#### [PROBLEM DETAILS]
From the entries below, copy every line where the string "kind" appears.

#### [DATA TO USE]
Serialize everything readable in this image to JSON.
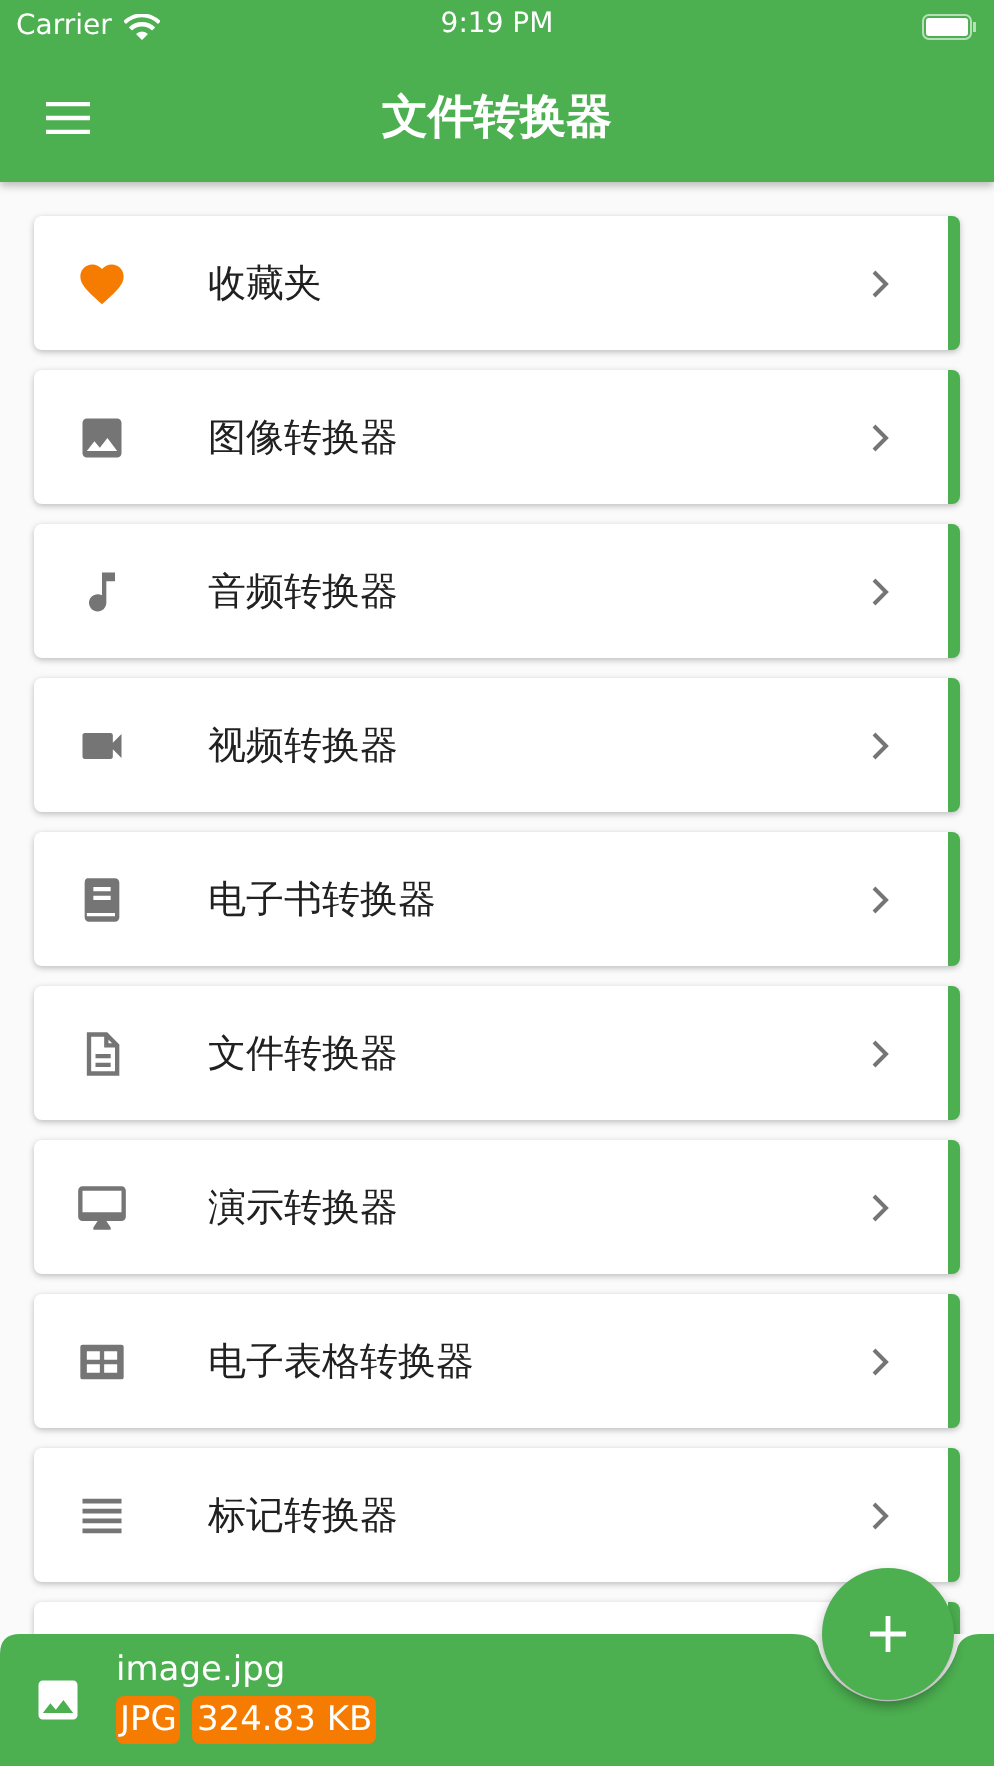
{
  "status_bar": {
    "carrier": "Carrier",
    "time": "9:19 PM"
  },
  "app_bar": {
    "title": "文件转换器"
  },
  "items": [
    {
      "kind": "heart",
      "label": "收藏夹"
    },
    {
      "kind": "image",
      "label": "图像转换器"
    },
    {
      "kind": "music",
      "label": "音频转换器"
    },
    {
      "kind": "video",
      "label": "视频转换器"
    },
    {
      "kind": "book",
      "label": "电子书转换器"
    },
    {
      "kind": "file",
      "label": "文件转换器"
    },
    {
      "kind": "monitor",
      "label": "演示转换器"
    },
    {
      "kind": "table",
      "label": "电子表格转换器"
    },
    {
      "kind": "lines",
      "label": "标记转换器"
    }
  ],
  "current_file": {
    "name": "image.jpg",
    "format": "JPG",
    "size": "324.83 KB"
  }
}
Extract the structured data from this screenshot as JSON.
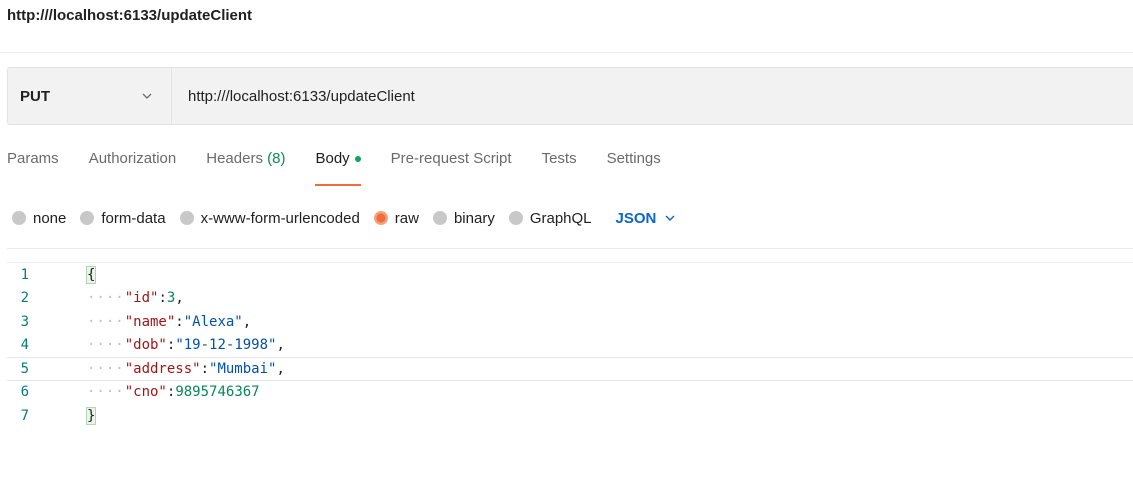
{
  "request": {
    "title": "http:///localhost:6133/updateClient",
    "method": "PUT",
    "url": "http:///localhost:6133/updateClient"
  },
  "tabs": [
    {
      "label": "Params"
    },
    {
      "label": "Authorization"
    },
    {
      "label": "Headers",
      "count": "(8)"
    },
    {
      "label": "Body",
      "active": true
    },
    {
      "label": "Pre-request Script"
    },
    {
      "label": "Tests"
    },
    {
      "label": "Settings"
    }
  ],
  "body_types": {
    "options": [
      "none",
      "form-data",
      "x-www-form-urlencoded",
      "raw",
      "binary",
      "GraphQL"
    ],
    "selected": "raw",
    "format": "JSON"
  },
  "editor": {
    "line_numbers": [
      "1",
      "2",
      "3",
      "4",
      "5",
      "6",
      "7"
    ],
    "open_brace": "{",
    "close_brace": "}",
    "entries": [
      {
        "key": "\"id\"",
        "value": "3",
        "comma": ","
      },
      {
        "key": "\"name\"",
        "value": "\"Alexa\"",
        "comma": ","
      },
      {
        "key": "\"dob\"",
        "value": "\"19-12-1998\"",
        "comma": ","
      },
      {
        "key": "\"address\"",
        "value": "\"Mumbai\"",
        "comma": ","
      },
      {
        "key": "\"cno\"",
        "value": "9895746367",
        "comma": ""
      }
    ],
    "indent_marker": "····",
    "colon": ":"
  },
  "colors": {
    "accent": "#f26b3a",
    "json_link": "#0a66cc",
    "headers_count": "#0c8a52"
  }
}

#### [EXERCISE SOLUTION]
      "kind": "heart",
      "kind": "image",
      "kind": "music",
      "kind": "video",
      "kind": "book",
      "kind": "file",
      "kind": "monitor",
      "kind": "table",
      "kind": "lines",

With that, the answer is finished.